#### WHAT YOU WILL DO:
Reproduce each line of the material exactly, minus any picture.

Recorded data:
+ + + +
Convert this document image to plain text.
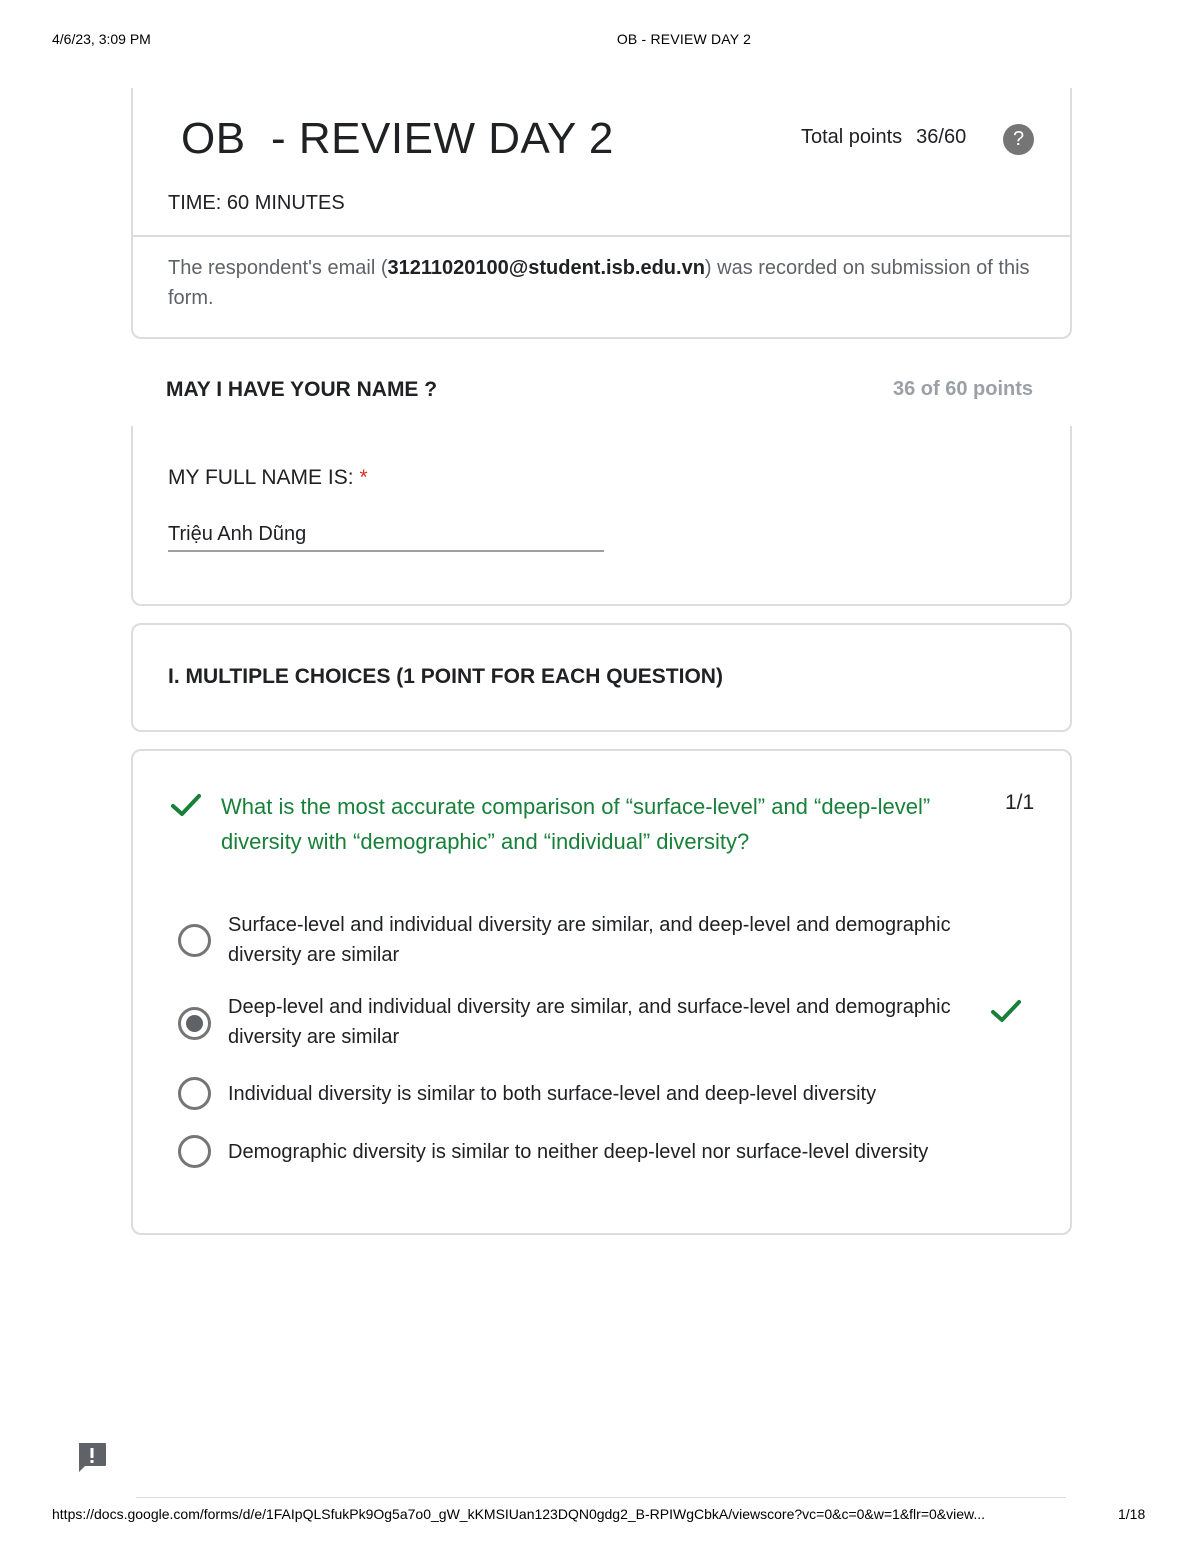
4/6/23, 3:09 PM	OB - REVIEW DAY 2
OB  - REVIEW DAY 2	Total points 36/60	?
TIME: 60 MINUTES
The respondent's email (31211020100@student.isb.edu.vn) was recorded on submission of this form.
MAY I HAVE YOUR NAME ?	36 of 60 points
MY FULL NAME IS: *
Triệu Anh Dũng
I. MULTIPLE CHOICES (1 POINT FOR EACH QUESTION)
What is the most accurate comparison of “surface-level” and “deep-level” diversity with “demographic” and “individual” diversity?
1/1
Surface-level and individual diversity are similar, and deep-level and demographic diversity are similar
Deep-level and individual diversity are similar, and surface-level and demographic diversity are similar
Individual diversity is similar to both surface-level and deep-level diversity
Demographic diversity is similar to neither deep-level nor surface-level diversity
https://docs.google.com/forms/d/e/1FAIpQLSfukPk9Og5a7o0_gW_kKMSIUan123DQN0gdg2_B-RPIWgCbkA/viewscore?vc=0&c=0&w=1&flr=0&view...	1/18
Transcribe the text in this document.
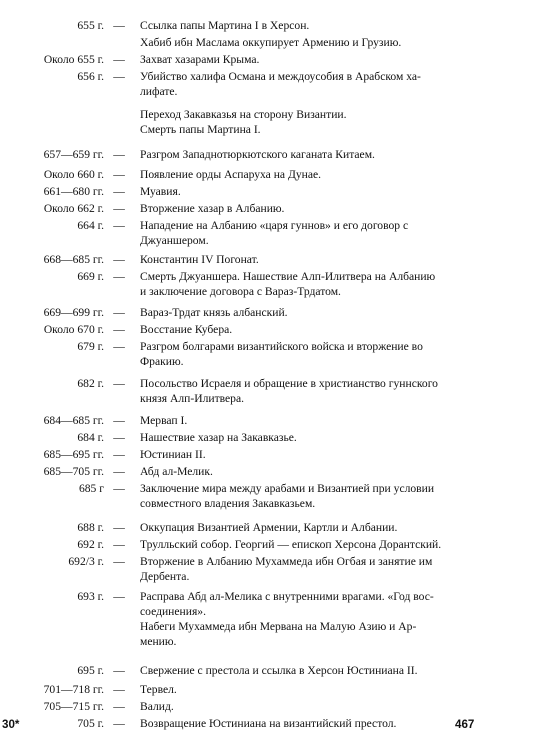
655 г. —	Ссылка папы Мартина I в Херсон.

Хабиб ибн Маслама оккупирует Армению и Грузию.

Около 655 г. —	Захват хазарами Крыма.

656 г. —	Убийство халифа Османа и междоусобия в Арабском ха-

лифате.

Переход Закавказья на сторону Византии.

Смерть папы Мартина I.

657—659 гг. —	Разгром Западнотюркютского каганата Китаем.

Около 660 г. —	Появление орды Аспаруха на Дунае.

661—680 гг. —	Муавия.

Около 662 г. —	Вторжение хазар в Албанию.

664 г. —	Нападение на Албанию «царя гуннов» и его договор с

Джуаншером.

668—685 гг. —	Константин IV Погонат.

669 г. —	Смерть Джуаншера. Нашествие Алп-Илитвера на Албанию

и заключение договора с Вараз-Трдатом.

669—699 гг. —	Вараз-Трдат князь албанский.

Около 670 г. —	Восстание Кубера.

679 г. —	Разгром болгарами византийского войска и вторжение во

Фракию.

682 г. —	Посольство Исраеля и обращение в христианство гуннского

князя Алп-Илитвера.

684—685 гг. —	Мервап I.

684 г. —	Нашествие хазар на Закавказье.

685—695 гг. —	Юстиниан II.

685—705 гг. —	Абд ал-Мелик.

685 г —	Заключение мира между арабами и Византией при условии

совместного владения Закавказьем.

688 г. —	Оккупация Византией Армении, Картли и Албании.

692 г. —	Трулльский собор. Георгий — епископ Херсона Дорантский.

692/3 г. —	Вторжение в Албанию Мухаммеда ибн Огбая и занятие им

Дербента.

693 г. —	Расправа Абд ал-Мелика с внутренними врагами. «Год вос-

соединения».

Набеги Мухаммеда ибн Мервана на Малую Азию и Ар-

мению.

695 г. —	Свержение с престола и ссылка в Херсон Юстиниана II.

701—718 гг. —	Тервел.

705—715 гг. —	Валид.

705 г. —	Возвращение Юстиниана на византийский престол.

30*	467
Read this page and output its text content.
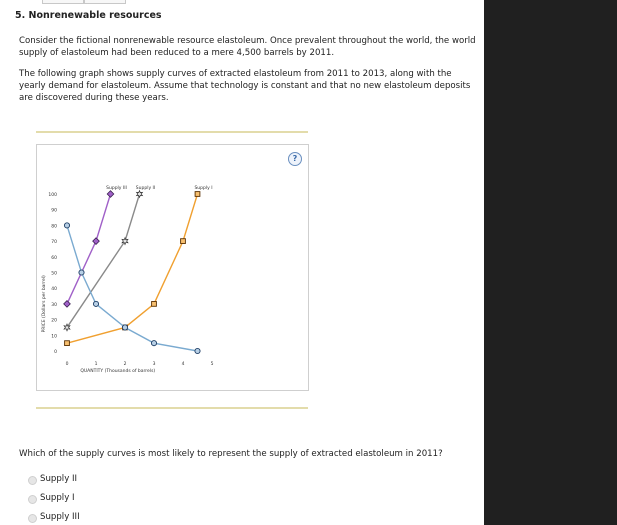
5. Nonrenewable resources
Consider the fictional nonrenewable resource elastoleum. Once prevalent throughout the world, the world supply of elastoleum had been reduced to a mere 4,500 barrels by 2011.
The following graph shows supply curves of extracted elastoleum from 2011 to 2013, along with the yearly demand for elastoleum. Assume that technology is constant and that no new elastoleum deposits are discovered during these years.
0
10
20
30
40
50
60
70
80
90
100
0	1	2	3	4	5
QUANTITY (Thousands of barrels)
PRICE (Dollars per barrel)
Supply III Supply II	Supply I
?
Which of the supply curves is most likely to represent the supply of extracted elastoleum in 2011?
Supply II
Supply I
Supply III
+ + + +
#### SOLVED EXERCISE:
Convert this document image to plain text.
4/6/23, 3:09 PM	OB - REVIEW DAY 2
OB  - REVIEW DAY 2	Total points 36/60	?
TIME: 60 MINUTES
The respondent's email (31211020100@student.isb.edu.vn) was recorded on submission of this form.
MAY I HAVE YOUR NAME ?	36 of 60 points
MY FULL NAME IS: *
Triệu Anh Dũng
I. MULTIPLE CHOICES (1 POINT FOR EACH QUESTION)
What is the most accurate comparison of “surface-level” and “deep-level” diversity with “demographic” and “individual” diversity?
1/1
Surface-level and individual diversity are similar, and deep-level and demographic diversity are similar
Deep-level and individual diversity are similar, and surface-level and demographic diversity are similar
Individual diversity is similar to both surface-level and deep-level diversity
Demographic diversity is similar to neither deep-level nor surface-level diversity
https://docs.google.com/forms/d/e/1FAIpQLSfukPk9Og5a7o0_gW_kKMSIUan123DQN0gdg2_B-RPIWgCbkA/viewscore?vc=0&c=0&w=1&flr=0&view...	1/18
Transcribe the text in this document.
655 г. —	Ссылка папы Мартина I в Херсон.

Хабиб ибн Маслама оккупирует Армению и Грузию.

Около 655 г. —	Захват хазарами Крыма.

656 г. —	Убийство халифа Османа и междоусобия в Арабском ха-

лифате.

Переход Закавказья на сторону Византии.

Смерть папы Мартина I.

657—659 гг. —	Разгром Западнотюркютского каганата Китаем.

Около 660 г. —	Появление орды Аспаруха на Дунае.

661—680 гг. —	Муавия.

Около 662 г. —	Вторжение хазар в Албанию.

664 г. —	Нападение на Албанию «царя гуннов» и его договор с

Джуаншером.

668—685 гг. —	Константин IV Погонат.

669 г. —	Смерть Джуаншера. Нашествие Алп-Илитвера на Албанию

и заключение договора с Вараз-Трдатом.

669—699 гг. —	Вараз-Трдат князь албанский.

Около 670 г. —	Восстание Кубера.

679 г. —	Разгром болгарами византийского войска и вторжение во

Фракию.

682 г. —	Посольство Исраеля и обращение в христианство гуннского

князя Алп-Илитвера.

684—685 гг. —	Мервап I.

684 г. —	Нашествие хазар на Закавказье.

685—695 гг. —	Юстиниан II.

685—705 гг. —	Абд ал-Мелик.

685 г —	Заключение мира между арабами и Византией при условии

совместного владения Закавказьем.

688 г. —	Оккупация Византией Армении, Картли и Албании.

692 г. —	Трулльский собор. Георгий — епископ Херсона Дорантский.

692/3 г. —	Вторжение в Албанию Мухаммеда ибн Огбая и занятие им

Дербента.

693 г. —	Расправа Абд ал-Мелика с внутренними врагами. «Год вос-

соединения».

Набеги Мухаммеда ибн Мервана на Малую Азию и Ар-

мению.

695 г. —	Свержение с престола и ссылка в Херсон Юстиниана II.

701—718 гг. —	Тервел.

705—715 гг. —	Валид.

705 г. —	Возвращение Юстиниана на византийский престол.

30*	467
Read this page and output its text content.
5. Nonrenewable resources
Consider the fictional nonrenewable resource elastoleum. Once prevalent throughout the world, the world supply of elastoleum had been reduced to a mere 4,500 barrels by 2011.
The following graph shows supply curves of extracted elastoleum from 2011 to 2013, along with the yearly demand for elastoleum. Assume that technology is constant and that no new elastoleum deposits are discovered during these years.
0
10
20
30
40
50
60
70
80
90
100
0	1	2	3	4	5
QUANTITY (Thousands of barrels)
PRICE (Dollars per barrel)
Supply III Supply II	Supply I
?
Which of the supply curves is most likely to represent the supply of extracted elastoleum in 2011?
Supply II
Supply I
Supply III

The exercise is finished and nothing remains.